■ SHORT EXERCISE
Return all lines where the word "Board" can be found.
___
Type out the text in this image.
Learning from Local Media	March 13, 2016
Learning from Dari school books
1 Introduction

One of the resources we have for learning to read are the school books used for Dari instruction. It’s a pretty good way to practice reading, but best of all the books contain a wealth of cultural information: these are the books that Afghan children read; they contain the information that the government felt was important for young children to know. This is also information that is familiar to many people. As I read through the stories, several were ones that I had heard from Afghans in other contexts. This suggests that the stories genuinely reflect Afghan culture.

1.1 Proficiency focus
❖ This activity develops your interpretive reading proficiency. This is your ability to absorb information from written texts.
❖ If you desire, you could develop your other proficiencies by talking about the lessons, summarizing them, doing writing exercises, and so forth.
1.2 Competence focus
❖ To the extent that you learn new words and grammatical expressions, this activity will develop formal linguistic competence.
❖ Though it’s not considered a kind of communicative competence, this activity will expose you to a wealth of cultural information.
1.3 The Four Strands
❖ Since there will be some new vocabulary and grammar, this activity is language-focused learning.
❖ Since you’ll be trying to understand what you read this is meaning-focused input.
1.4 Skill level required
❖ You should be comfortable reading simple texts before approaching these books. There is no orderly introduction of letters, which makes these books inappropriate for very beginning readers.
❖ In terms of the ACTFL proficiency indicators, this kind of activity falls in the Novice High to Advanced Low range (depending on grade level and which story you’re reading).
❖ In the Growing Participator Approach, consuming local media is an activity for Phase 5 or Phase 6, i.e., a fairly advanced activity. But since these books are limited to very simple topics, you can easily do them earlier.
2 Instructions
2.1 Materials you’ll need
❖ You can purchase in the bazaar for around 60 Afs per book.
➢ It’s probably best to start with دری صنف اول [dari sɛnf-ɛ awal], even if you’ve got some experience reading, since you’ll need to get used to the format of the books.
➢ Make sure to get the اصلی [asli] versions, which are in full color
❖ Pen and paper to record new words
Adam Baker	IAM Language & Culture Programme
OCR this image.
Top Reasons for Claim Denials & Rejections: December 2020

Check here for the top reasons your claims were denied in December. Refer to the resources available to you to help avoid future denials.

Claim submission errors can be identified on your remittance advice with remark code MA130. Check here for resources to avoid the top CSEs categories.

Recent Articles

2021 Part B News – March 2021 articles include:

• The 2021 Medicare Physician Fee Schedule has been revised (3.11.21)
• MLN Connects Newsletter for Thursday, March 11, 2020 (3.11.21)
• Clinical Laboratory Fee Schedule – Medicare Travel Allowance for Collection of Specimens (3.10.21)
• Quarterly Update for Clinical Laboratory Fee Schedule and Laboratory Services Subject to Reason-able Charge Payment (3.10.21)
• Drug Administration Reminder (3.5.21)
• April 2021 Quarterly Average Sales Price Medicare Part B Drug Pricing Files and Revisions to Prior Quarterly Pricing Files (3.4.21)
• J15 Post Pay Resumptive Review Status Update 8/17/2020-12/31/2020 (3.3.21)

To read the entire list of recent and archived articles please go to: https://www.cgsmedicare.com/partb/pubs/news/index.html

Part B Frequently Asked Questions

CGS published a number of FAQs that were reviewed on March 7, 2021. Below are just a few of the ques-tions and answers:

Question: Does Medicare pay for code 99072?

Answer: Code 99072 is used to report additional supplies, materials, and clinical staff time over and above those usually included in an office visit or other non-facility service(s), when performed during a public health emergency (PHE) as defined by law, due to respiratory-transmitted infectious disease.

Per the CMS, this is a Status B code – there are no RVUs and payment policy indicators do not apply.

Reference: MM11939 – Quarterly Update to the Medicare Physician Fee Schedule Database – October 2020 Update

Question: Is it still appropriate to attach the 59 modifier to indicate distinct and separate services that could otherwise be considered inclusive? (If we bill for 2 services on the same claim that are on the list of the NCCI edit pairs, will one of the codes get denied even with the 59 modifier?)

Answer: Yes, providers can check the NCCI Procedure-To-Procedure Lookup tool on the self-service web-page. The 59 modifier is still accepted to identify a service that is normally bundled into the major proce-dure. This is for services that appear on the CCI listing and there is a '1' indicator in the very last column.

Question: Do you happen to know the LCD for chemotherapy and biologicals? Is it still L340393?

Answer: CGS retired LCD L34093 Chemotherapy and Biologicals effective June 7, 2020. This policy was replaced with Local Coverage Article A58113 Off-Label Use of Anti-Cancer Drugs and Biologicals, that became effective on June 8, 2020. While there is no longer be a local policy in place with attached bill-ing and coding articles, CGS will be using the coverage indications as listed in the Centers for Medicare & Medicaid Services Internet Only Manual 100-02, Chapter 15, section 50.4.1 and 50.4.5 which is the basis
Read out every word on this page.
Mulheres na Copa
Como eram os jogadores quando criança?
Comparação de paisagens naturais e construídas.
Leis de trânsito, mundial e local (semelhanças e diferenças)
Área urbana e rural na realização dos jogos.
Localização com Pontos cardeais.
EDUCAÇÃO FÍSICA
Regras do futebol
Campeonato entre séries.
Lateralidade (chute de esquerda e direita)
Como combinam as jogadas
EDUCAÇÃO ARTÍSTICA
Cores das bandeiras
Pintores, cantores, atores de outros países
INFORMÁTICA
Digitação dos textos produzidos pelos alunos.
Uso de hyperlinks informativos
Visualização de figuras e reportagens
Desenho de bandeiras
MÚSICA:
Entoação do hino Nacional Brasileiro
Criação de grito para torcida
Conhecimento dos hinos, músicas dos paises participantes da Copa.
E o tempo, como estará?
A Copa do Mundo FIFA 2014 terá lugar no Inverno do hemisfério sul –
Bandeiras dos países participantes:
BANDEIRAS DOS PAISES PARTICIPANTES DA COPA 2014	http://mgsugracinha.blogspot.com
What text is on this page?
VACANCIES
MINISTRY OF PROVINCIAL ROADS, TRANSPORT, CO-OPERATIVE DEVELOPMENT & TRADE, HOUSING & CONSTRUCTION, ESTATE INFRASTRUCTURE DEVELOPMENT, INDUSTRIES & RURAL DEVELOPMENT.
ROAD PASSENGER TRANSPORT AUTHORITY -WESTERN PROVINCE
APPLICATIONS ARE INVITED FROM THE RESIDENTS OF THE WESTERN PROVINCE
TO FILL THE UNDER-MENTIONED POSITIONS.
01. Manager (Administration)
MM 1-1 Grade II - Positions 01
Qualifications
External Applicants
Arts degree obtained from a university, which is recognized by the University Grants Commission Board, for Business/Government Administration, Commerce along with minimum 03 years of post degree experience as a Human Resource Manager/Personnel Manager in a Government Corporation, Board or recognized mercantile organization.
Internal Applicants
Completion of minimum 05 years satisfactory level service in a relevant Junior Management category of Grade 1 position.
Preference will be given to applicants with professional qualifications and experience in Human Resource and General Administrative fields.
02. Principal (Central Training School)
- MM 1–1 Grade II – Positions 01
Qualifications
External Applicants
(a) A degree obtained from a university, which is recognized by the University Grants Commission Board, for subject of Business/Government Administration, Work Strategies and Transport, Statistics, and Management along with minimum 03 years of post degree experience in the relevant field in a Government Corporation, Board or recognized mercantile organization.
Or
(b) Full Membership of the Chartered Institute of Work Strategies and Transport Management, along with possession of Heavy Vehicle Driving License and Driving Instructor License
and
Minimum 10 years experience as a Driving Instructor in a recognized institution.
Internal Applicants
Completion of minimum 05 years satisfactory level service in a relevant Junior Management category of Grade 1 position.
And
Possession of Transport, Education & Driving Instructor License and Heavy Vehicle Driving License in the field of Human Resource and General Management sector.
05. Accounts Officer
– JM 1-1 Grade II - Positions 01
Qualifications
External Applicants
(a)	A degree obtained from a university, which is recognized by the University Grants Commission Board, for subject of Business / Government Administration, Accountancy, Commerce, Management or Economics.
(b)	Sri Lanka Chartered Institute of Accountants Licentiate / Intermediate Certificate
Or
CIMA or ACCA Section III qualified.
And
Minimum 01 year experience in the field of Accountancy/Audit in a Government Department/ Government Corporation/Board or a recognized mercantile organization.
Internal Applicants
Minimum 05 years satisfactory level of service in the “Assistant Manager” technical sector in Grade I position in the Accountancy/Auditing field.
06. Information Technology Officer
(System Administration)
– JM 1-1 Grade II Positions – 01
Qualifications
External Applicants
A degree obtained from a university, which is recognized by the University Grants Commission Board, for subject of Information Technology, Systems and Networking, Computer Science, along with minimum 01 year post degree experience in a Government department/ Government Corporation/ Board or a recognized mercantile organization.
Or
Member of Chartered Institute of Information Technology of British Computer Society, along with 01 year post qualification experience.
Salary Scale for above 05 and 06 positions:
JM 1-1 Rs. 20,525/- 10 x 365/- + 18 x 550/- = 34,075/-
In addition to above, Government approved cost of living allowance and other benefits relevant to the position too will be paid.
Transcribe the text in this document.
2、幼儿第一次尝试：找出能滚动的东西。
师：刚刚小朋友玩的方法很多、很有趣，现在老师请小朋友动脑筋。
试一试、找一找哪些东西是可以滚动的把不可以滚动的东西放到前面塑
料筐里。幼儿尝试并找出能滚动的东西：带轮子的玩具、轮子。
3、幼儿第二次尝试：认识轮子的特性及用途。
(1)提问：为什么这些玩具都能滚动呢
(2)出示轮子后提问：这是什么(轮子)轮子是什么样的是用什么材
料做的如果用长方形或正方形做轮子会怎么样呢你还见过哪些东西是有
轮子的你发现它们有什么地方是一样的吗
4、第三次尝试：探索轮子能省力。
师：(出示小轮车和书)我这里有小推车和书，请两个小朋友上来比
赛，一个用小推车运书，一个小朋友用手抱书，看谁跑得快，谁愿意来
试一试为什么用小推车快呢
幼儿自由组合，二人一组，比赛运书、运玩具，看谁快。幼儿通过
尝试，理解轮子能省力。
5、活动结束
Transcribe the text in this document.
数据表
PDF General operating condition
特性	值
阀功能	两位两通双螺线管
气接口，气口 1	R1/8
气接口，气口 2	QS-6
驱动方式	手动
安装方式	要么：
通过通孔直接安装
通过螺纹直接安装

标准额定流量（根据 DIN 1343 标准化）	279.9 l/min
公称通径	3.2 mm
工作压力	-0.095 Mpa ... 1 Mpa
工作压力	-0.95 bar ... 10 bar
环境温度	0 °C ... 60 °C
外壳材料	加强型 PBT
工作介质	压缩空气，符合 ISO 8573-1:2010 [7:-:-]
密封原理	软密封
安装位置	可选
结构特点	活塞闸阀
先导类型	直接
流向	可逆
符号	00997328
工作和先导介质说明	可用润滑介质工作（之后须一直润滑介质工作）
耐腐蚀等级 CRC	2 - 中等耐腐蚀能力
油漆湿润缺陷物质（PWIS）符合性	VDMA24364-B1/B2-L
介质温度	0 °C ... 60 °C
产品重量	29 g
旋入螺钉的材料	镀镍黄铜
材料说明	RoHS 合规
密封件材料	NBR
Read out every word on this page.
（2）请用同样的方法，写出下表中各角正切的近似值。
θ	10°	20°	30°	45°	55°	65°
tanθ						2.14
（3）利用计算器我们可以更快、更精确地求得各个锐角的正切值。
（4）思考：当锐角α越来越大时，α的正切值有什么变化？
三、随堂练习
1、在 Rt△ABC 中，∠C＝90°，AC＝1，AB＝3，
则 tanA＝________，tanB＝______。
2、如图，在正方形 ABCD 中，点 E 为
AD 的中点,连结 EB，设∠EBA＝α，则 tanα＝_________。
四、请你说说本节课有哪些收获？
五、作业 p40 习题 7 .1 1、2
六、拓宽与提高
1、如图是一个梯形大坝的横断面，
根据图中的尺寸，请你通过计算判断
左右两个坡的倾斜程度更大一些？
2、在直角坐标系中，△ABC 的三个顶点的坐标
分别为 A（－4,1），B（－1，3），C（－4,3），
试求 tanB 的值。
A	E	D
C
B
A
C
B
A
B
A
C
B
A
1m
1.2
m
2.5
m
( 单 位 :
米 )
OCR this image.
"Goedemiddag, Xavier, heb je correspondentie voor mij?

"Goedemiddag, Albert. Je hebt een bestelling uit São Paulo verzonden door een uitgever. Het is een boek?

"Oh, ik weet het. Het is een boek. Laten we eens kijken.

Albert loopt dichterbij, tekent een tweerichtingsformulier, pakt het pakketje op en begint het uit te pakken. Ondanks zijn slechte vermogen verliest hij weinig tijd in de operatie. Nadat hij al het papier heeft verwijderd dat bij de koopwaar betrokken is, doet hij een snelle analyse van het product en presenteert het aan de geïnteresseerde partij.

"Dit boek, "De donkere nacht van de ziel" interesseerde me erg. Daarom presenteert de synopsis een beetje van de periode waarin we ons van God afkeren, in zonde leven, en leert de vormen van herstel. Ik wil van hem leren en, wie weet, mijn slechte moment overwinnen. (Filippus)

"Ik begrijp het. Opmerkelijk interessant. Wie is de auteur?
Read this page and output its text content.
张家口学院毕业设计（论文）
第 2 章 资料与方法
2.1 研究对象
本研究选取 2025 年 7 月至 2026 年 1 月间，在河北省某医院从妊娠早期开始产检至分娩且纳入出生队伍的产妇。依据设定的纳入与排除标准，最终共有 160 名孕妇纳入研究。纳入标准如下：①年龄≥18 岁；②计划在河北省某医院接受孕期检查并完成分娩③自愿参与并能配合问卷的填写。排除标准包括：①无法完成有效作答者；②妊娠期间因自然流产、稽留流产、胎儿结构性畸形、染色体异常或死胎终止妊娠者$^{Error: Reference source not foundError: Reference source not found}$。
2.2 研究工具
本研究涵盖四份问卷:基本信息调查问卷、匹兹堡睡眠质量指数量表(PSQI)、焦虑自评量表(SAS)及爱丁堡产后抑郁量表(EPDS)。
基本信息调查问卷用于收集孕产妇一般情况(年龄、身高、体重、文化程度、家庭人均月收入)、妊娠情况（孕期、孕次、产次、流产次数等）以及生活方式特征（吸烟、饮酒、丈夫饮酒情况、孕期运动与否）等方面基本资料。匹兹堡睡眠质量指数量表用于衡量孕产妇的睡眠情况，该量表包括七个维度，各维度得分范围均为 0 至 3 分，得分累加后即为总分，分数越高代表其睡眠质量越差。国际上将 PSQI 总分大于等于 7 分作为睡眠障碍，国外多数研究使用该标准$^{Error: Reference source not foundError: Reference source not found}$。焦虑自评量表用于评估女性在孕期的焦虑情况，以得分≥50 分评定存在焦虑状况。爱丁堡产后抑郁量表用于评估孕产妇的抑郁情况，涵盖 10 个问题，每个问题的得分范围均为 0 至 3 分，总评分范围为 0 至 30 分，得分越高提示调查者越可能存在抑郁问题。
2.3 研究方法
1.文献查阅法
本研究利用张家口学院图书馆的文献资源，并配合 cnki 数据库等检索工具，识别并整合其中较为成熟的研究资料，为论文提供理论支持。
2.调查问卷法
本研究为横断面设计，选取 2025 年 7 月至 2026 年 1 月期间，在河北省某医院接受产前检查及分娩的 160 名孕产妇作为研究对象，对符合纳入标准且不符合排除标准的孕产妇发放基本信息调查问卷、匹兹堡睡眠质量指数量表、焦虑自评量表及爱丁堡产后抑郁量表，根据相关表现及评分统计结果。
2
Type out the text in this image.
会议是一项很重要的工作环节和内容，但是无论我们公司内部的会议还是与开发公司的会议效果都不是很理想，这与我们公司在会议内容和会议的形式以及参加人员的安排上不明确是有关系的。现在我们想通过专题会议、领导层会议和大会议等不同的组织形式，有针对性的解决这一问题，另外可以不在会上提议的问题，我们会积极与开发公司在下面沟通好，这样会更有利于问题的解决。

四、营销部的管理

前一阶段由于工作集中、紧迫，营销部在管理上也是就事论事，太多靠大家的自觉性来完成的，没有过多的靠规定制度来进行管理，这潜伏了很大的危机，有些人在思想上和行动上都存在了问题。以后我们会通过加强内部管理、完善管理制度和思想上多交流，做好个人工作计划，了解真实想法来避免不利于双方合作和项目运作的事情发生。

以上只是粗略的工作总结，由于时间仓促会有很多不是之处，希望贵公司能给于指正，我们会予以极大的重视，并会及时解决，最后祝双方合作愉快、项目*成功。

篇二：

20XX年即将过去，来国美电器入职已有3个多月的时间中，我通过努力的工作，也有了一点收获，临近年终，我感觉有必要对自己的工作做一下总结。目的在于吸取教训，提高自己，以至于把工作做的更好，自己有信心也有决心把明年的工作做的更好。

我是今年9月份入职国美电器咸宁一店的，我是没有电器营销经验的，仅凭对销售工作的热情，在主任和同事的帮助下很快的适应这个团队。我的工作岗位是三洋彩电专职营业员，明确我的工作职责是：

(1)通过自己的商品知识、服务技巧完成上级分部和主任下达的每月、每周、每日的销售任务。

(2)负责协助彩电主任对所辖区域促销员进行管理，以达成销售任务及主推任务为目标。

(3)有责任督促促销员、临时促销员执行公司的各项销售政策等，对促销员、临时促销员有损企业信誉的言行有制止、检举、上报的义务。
___
■ RESULT FOR THIS TASK
Arts degree obtained from a university, which is recognized by the University Grants Commission Board, for Business/Government Administration, Commerce along with minimum 03 years of post degree experience as a Human Resource Manager/Personnel Manager in a Government Corporation, Board or recognized mercantile organization.
(a) A degree obtained from a university, which is recognized by the University Grants Commission Board, for subject of Business/Government Administration, Work Strategies and Transport, Statistics, and Management along with minimum 03 years of post degree experience in the relevant field in a Government Corporation, Board or recognized mercantile organization.
(a)	A degree obtained from a university, which is recognized by the University Grants Commission Board, for subject of Business / Government Administration, Accountancy, Commerce, Management or Economics.
Minimum 01 year experience in the field of Accountancy/Audit in a Government Department/ Government Corporation/Board or a recognized mercantile organization.
A degree obtained from a university, which is recognized by the University Grants Commission Board, for subject of Information Technology, Systems and Networking, Computer Science, along with minimum 01 year post degree experience in a Government department/ Government Corporation/ Board or a recognized mercantile organization.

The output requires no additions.